(Stored data)
---

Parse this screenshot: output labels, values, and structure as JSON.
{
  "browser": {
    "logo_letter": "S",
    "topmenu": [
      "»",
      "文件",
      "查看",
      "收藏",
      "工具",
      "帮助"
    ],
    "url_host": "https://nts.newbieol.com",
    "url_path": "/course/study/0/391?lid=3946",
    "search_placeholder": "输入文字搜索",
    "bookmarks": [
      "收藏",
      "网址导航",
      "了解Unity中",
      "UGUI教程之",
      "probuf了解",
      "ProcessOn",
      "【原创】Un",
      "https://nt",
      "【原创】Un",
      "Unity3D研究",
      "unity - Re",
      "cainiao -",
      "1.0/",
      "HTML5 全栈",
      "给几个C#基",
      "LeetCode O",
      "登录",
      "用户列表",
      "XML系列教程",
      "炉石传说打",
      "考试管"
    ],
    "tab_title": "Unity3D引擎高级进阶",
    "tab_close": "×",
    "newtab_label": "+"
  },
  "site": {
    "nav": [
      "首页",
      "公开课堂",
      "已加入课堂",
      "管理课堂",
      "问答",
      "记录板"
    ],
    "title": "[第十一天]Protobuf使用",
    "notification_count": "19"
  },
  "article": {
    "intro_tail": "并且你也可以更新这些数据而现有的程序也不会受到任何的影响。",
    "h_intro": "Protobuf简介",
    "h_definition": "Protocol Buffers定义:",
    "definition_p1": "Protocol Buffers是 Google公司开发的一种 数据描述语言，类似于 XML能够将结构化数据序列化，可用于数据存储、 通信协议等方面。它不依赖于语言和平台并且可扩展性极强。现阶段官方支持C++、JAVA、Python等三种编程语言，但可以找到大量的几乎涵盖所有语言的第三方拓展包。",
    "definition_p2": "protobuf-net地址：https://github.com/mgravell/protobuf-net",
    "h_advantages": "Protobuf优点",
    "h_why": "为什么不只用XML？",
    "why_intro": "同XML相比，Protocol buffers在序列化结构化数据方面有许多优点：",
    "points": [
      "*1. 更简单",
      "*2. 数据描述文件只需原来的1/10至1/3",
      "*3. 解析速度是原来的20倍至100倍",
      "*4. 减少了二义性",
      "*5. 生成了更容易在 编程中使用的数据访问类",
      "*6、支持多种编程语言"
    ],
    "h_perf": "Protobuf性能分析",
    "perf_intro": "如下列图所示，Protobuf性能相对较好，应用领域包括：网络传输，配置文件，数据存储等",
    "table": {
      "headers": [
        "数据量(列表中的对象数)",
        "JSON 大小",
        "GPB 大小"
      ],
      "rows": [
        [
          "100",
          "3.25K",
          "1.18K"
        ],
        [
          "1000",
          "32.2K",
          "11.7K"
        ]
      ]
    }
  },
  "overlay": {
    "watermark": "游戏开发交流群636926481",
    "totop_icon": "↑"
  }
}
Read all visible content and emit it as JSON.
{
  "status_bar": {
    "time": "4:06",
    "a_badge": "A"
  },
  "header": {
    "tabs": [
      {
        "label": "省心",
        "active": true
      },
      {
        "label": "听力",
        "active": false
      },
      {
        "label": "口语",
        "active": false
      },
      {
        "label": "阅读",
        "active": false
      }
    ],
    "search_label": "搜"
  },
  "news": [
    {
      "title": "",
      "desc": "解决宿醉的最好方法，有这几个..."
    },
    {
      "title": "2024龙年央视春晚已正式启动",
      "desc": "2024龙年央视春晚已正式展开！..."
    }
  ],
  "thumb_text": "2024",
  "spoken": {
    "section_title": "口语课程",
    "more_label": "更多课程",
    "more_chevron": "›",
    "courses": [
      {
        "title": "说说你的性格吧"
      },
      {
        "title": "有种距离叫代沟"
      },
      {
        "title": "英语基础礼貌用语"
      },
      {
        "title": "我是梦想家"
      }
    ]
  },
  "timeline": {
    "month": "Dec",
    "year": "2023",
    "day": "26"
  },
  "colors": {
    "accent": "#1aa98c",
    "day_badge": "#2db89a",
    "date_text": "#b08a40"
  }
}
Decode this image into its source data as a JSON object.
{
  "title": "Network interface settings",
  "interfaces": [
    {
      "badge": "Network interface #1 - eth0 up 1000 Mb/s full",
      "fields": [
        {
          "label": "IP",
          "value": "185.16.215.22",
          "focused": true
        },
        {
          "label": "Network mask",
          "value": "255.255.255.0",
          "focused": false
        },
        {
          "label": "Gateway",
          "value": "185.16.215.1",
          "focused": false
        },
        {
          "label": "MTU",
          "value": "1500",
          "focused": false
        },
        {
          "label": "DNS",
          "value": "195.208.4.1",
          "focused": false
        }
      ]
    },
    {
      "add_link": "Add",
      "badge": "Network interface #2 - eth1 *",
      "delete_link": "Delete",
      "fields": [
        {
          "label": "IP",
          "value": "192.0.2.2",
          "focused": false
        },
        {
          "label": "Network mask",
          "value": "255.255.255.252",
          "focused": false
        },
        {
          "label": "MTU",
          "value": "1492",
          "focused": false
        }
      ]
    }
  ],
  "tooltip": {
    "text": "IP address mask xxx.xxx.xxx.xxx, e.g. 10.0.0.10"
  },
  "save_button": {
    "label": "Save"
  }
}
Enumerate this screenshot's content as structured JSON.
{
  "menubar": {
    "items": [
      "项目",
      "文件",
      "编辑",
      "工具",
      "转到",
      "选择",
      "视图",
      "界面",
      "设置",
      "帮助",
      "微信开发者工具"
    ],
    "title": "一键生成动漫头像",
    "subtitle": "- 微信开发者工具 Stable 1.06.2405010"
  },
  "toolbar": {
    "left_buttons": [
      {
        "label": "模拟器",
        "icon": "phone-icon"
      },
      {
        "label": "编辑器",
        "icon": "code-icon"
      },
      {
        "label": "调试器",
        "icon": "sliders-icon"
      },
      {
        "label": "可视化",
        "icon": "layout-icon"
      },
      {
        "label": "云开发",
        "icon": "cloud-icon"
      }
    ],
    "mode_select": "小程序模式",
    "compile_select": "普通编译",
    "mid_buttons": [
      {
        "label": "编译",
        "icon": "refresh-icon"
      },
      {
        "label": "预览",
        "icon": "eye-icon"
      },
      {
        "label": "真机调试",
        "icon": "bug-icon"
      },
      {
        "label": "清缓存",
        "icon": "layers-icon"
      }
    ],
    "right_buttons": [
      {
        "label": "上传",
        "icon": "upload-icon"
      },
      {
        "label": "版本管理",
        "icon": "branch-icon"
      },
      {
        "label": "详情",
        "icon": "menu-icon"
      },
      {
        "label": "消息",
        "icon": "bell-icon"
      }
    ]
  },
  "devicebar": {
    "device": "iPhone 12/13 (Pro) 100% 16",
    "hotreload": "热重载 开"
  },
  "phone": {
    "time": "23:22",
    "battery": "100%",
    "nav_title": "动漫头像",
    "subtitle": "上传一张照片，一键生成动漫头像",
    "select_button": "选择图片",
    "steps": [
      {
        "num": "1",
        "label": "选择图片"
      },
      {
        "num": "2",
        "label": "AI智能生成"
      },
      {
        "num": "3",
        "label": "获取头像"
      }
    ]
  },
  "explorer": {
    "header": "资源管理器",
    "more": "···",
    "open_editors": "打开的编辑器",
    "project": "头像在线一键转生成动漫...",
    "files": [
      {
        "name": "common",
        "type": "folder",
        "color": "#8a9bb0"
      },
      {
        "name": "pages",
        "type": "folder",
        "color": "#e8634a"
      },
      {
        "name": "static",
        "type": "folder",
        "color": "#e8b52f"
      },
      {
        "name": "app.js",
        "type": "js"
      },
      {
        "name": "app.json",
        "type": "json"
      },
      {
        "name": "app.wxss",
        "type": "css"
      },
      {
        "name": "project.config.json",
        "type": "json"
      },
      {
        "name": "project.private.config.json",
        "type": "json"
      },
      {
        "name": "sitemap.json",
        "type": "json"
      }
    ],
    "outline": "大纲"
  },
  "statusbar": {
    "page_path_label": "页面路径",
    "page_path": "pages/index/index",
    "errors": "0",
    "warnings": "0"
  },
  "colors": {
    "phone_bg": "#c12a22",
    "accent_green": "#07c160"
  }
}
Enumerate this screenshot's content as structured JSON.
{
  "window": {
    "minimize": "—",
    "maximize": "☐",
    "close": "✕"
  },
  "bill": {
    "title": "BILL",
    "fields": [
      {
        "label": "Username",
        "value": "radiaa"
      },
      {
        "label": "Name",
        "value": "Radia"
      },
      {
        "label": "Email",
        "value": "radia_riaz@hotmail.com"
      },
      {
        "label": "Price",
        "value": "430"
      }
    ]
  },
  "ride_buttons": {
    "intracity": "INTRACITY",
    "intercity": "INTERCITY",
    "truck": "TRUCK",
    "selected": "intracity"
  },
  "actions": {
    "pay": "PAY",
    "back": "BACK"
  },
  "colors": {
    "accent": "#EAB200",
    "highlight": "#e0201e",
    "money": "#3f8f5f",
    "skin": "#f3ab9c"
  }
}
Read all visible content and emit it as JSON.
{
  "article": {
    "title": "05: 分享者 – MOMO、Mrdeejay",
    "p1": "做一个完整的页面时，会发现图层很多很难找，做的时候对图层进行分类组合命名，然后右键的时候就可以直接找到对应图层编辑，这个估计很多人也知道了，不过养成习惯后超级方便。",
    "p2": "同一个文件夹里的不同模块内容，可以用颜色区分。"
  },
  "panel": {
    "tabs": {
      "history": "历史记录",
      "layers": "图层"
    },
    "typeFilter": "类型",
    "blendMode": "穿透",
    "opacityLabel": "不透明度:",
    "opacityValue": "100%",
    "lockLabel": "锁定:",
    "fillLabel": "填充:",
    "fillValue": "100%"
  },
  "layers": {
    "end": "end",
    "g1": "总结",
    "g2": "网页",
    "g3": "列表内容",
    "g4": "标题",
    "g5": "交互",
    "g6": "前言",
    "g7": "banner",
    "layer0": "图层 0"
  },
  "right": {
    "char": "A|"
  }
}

---

• [Do this] Look through the listing above. Pick out each line with "subtitle" and copy it.

• [Complete response]
    "subtitle": "- 微信开发者工具 Stable 1.06.2405010"
    "subtitle": "上传一张照片，一键生成动漫头像",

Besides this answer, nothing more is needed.